> **Stated task**
Write the data out again, character for character, with no images.
----- Items
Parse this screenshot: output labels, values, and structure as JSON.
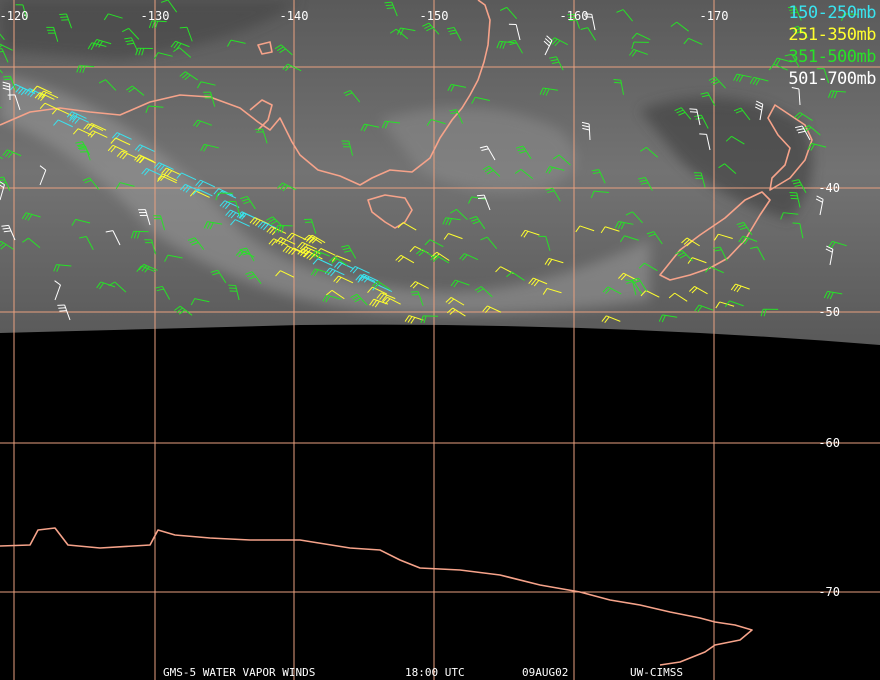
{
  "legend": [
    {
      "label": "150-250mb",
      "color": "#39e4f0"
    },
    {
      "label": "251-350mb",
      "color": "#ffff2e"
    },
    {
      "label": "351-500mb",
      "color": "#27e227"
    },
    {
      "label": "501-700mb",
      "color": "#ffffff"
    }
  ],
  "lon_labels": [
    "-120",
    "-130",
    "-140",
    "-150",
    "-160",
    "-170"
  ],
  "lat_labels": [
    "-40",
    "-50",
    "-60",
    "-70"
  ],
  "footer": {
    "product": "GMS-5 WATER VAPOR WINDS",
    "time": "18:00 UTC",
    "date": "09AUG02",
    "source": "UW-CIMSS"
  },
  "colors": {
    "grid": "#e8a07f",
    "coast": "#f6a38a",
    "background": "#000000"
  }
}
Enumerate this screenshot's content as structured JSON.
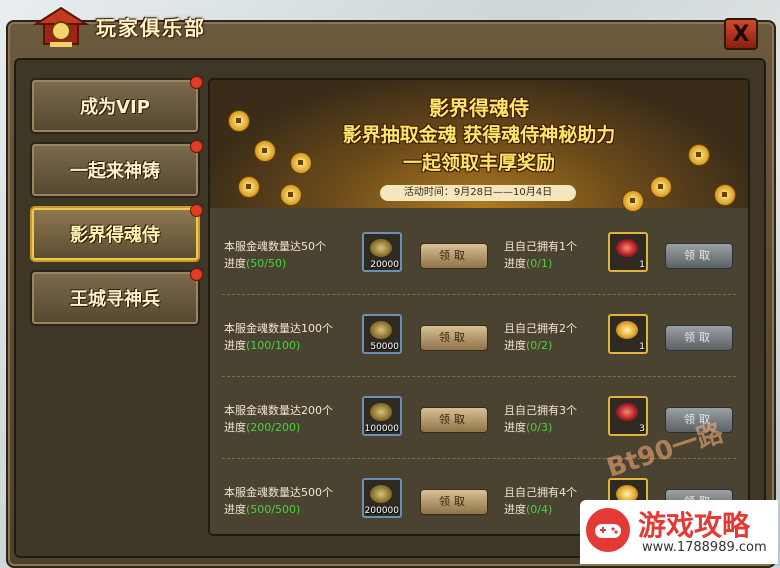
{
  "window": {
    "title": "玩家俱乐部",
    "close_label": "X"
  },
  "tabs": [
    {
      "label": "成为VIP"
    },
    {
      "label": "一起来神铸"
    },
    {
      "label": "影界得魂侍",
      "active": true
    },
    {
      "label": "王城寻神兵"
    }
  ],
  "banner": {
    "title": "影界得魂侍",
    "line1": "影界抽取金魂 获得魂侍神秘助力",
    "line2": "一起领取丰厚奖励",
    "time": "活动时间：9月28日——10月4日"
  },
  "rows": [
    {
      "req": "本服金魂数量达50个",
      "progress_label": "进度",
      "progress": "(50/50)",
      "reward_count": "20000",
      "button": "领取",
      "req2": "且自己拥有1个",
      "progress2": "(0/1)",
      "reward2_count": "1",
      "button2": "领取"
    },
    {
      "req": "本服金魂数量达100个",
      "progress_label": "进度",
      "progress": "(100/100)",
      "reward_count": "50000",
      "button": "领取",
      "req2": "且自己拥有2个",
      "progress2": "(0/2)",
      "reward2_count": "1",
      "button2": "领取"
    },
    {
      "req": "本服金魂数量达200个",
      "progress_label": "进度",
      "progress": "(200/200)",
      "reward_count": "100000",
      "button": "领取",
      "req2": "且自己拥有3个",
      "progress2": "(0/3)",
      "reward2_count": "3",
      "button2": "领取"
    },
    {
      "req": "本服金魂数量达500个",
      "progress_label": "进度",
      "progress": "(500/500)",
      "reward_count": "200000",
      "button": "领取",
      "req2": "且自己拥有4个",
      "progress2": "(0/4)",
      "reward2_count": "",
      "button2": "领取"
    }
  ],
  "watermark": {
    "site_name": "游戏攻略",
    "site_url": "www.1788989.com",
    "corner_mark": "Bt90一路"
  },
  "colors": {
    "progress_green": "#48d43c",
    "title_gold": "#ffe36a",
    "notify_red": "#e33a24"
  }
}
----------
> **Result**
Parse this screenshot: output labels, values, and structure as JSON.
{
  "legend": [
    {
      "label": "150-250mb",
      "color": "#39e4f0"
    },
    {
      "label": "251-350mb",
      "color": "#ffff2e"
    },
    {
      "label": "351-500mb",
      "color": "#27e227"
    },
    {
      "label": "501-700mb",
      "color": "#ffffff"
    }
  ],
  "lon_labels": [
    "-120",
    "-130",
    "-140",
    "-150",
    "-160",
    "-170"
  ],
  "lat_labels": [
    "-40",
    "-50",
    "-60",
    "-70"
  ],
  "footer": {
    "product": "GMS-5 WATER VAPOR WINDS",
    "time": "18:00 UTC",
    "date": "09AUG02",
    "source": "UW-CIMSS"
  },
  "colors": {
    "grid": "#e8a07f",
    "coast": "#f6a38a",
    "background": "#000000"
  }
}
Enumerate this screenshot's content as structured JSON.
{
  "window": {
    "title": "玩家俱乐部",
    "close_label": "X"
  },
  "tabs": [
    {
      "label": "成为VIP"
    },
    {
      "label": "一起来神铸"
    },
    {
      "label": "影界得魂侍",
      "active": true
    },
    {
      "label": "王城寻神兵"
    }
  ],
  "banner": {
    "title": "影界得魂侍",
    "line1": "影界抽取金魂 获得魂侍神秘助力",
    "line2": "一起领取丰厚奖励",
    "time": "活动时间：9月28日——10月4日"
  },
  "rows": [
    {
      "req": "本服金魂数量达50个",
      "progress_label": "进度",
      "progress": "(50/50)",
      "reward_count": "20000",
      "button": "领取",
      "req2": "且自己拥有1个",
      "progress2": "(0/1)",
      "reward2_count": "1",
      "button2": "领取"
    },
    {
      "req": "本服金魂数量达100个",
      "progress_label": "进度",
      "progress": "(100/100)",
      "reward_count": "50000",
      "button": "领取",
      "req2": "且自己拥有2个",
      "progress2": "(0/2)",
      "reward2_count": "1",
      "button2": "领取"
    },
    {
      "req": "本服金魂数量达200个",
      "progress_label": "进度",
      "progress": "(200/200)",
      "reward_count": "100000",
      "button": "领取",
      "req2": "且自己拥有3个",
      "progress2": "(0/3)",
      "reward2_count": "3",
      "button2": "领取"
    },
    {
      "req": "本服金魂数量达500个",
      "progress_label": "进度",
      "progress": "(500/500)",
      "reward_count": "200000",
      "button": "领取",
      "req2": "且自己拥有4个",
      "progress2": "(0/4)",
      "reward2_count": "",
      "button2": "领取"
    }
  ],
  "watermark": {
    "site_name": "游戏攻略",
    "site_url": "www.1788989.com",
    "corner_mark": "Bt90一路"
  },
  "colors": {
    "progress_green": "#48d43c",
    "title_gold": "#ffe36a",
    "notify_red": "#e33a24"
  }
}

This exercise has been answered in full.